STATED PROBLEM: Print each of the entries exactly, leaving nothing out.

SUPPLIED MATERIAL:
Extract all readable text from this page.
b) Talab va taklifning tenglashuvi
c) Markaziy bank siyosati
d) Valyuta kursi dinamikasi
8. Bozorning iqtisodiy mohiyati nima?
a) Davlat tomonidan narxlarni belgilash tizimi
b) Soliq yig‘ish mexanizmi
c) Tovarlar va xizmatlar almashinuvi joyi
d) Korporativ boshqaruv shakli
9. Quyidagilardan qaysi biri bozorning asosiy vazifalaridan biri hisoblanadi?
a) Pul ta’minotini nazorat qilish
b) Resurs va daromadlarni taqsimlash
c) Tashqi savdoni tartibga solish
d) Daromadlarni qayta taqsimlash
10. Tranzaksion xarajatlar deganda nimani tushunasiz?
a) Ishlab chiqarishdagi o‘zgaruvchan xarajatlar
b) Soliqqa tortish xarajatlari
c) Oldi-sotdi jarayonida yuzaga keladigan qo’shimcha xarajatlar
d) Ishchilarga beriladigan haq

TASK OUTPUT:
Extract all readable text from this page.
b) Talab va taklifning tenglashuvi
c) Markaziy bank siyosati
d) Valyuta kursi dinamikasi
8. Bozorning iqtisodiy mohiyati nima?
a) Davlat tomonidan narxlarni belgilash tizimi
b) Soliq yig‘ish mexanizmi
c) Tovarlar va xizmatlar almashinuvi joyi
d) Korporativ boshqaruv shakli
9. Quyidagilardan qaysi biri bozorning asosiy vazifalaridan biri hisoblanadi?
a) Pul ta’minotini nazorat qilish
b) Resurs va daromadlarni taqsimlash
c) Tashqi savdoni tartibga solish
d) Daromadlarni qayta taqsimlash
10. Tranzaksion xarajatlar deganda nimani tushunasiz?
a) Ishlab chiqarishdagi o‘zgaruvchan xarajatlar
b) Soliqqa tortish xarajatlari
c) Oldi-sotdi jarayonida yuzaga keladigan qo’shimcha xarajatlar
d) Ishchilarga beriladigan haq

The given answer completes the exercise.